- What the exercise asks
Copy out the lines that include the word "this".

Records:
****************************************

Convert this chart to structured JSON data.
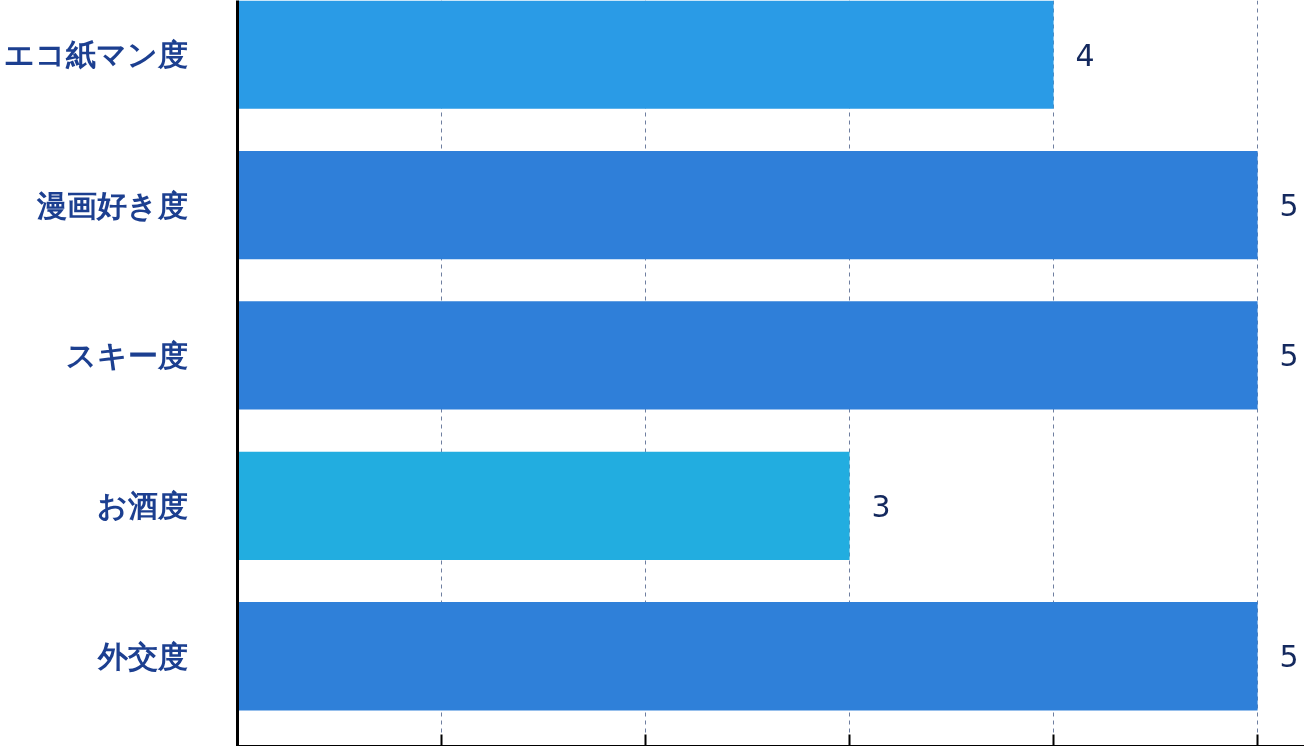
{
  "chart_data": {
    "type": "bar",
    "orientation": "horizontal",
    "categories": [
      "エコ紙マン度",
      "漫画好き度",
      "スキー度",
      "お酒度",
      "外交度"
    ],
    "values": [
      4,
      5,
      5,
      3,
      5
    ],
    "colors": [
      "#2a9be6",
      "#2f7fd9",
      "#2f7fd9",
      "#22ade0",
      "#2f80d9"
    ],
    "xlim": [
      0,
      5.23
    ],
    "xticks": [
      {
        "value": 1,
        "label": null
      },
      {
        "value": 2,
        "label": null
      },
      {
        "value": 3,
        "label": null
      },
      {
        "value": 4,
        "label": null
      },
      {
        "value": 5,
        "label": null
      }
    ],
    "grid": "x",
    "data_labels": true,
    "tick_labels": "y"
  }
}
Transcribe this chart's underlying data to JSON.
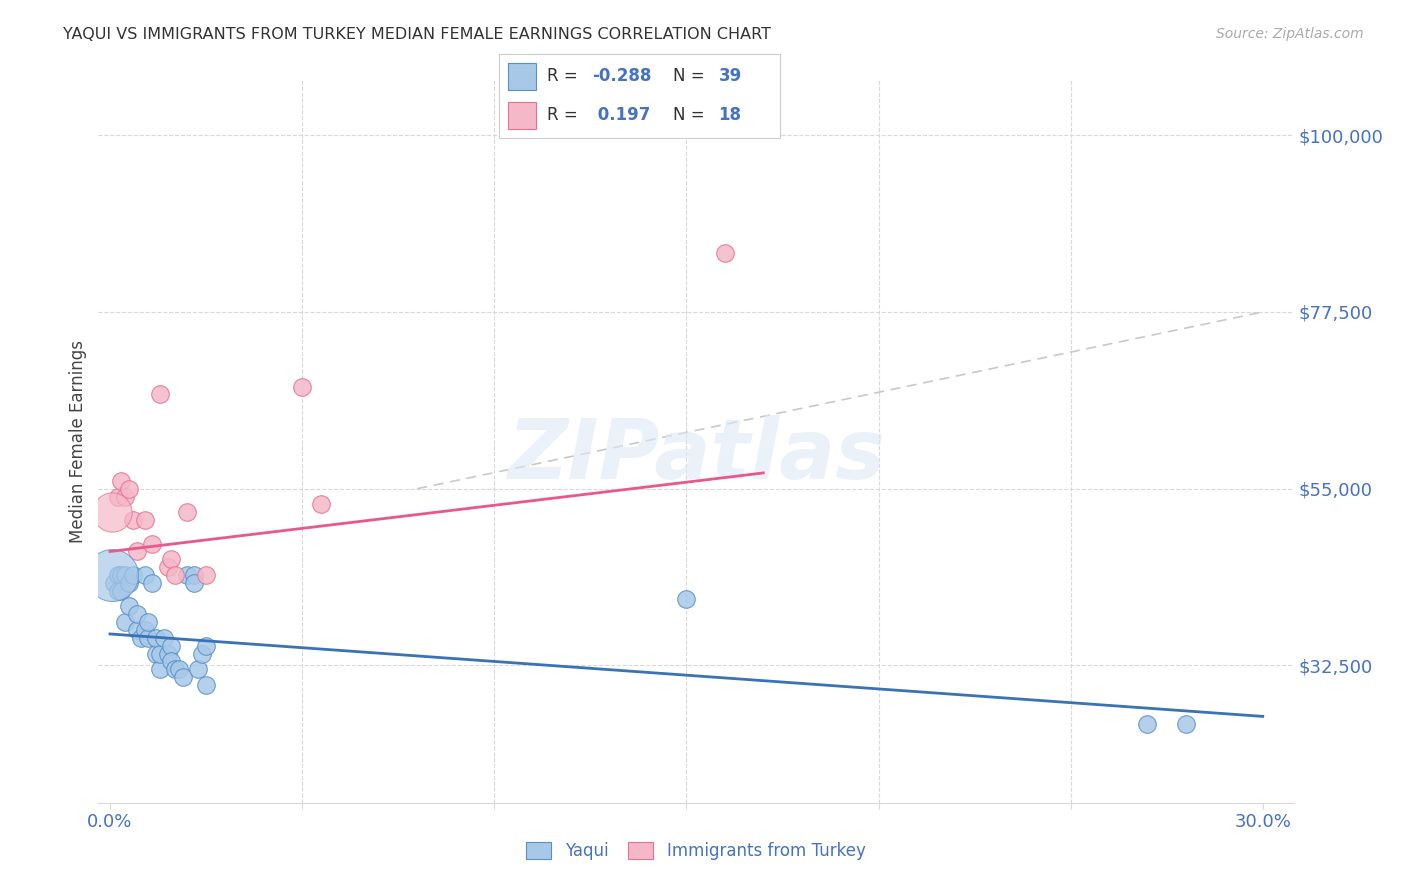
{
  "title": "YAQUI VS IMMIGRANTS FROM TURKEY MEDIAN FEMALE EARNINGS CORRELATION CHART",
  "source": "Source: ZipAtlas.com",
  "ylabel": "Median Female Earnings",
  "xlim": [
    -0.003,
    0.308
  ],
  "ylim": [
    15000,
    107000
  ],
  "xticks": [
    0.0,
    0.05,
    0.1,
    0.15,
    0.2,
    0.25,
    0.3
  ],
  "xticklabels": [
    "0.0%",
    "",
    "",
    "",
    "",
    "",
    "30.0%"
  ],
  "yticks_right": [
    32500,
    55000,
    77500,
    100000
  ],
  "ytick_labels_right": [
    "$32,500",
    "$55,000",
    "$77,500",
    "$100,000"
  ],
  "blue_color": "#a8c8e8",
  "pink_color": "#f4b8c8",
  "blue_edge_color": "#5590c8",
  "pink_edge_color": "#e87090",
  "blue_line_color": "#3872b8",
  "pink_line_color": "#e85888",
  "dashed_line_color": "#c8c8c8",
  "grid_color": "#d8d8d8",
  "R_blue": -0.288,
  "N_blue": 39,
  "R_pink": 0.197,
  "N_pink": 18,
  "legend_label_blue": "Yaqui",
  "legend_label_pink": "Immigrants from Turkey",
  "watermark": "ZIPatlas",
  "blue_line_x0": 0.0,
  "blue_line_y0": 36500,
  "blue_line_x1": 0.3,
  "blue_line_y1": 26000,
  "pink_line_x0": 0.0,
  "pink_line_y0": 47000,
  "pink_line_x1": 0.17,
  "pink_line_y1": 57000,
  "dash_line_x0": 0.08,
  "dash_line_y0": 55000,
  "dash_line_x1": 0.3,
  "dash_line_y1": 77500,
  "blue_scatter_x": [
    0.001,
    0.002,
    0.002,
    0.003,
    0.003,
    0.004,
    0.004,
    0.005,
    0.005,
    0.006,
    0.007,
    0.007,
    0.008,
    0.009,
    0.009,
    0.01,
    0.01,
    0.011,
    0.012,
    0.012,
    0.013,
    0.013,
    0.014,
    0.015,
    0.016,
    0.016,
    0.017,
    0.018,
    0.019,
    0.02,
    0.022,
    0.022,
    0.023,
    0.024,
    0.025,
    0.025,
    0.15,
    0.27,
    0.28
  ],
  "blue_scatter_y": [
    43000,
    44000,
    42000,
    44000,
    42000,
    38000,
    44000,
    40000,
    43000,
    44000,
    37000,
    39000,
    36000,
    37000,
    44000,
    36000,
    38000,
    43000,
    34000,
    36000,
    32000,
    34000,
    36000,
    34000,
    35000,
    33000,
    32000,
    32000,
    31000,
    44000,
    44000,
    43000,
    32000,
    34000,
    35000,
    30000,
    41000,
    25000,
    25000
  ],
  "blue_scatter_large_x": [
    0.0005
  ],
  "blue_scatter_large_y": [
    44000
  ],
  "pink_scatter_x": [
    0.002,
    0.003,
    0.004,
    0.005,
    0.006,
    0.007,
    0.009,
    0.011,
    0.013,
    0.015,
    0.016,
    0.017,
    0.02,
    0.025,
    0.05,
    0.055,
    0.16
  ],
  "pink_scatter_y": [
    54000,
    56000,
    54000,
    55000,
    51000,
    47000,
    51000,
    48000,
    67000,
    45000,
    46000,
    44000,
    52000,
    44000,
    68000,
    53000,
    85000
  ],
  "pink_scatter_large_x": [
    0.0005
  ],
  "pink_scatter_large_y": [
    52000
  ]
}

****************************************

- Response
Convert this chart to structured JSON data.
Transcribe this chart's underlying data to JSON.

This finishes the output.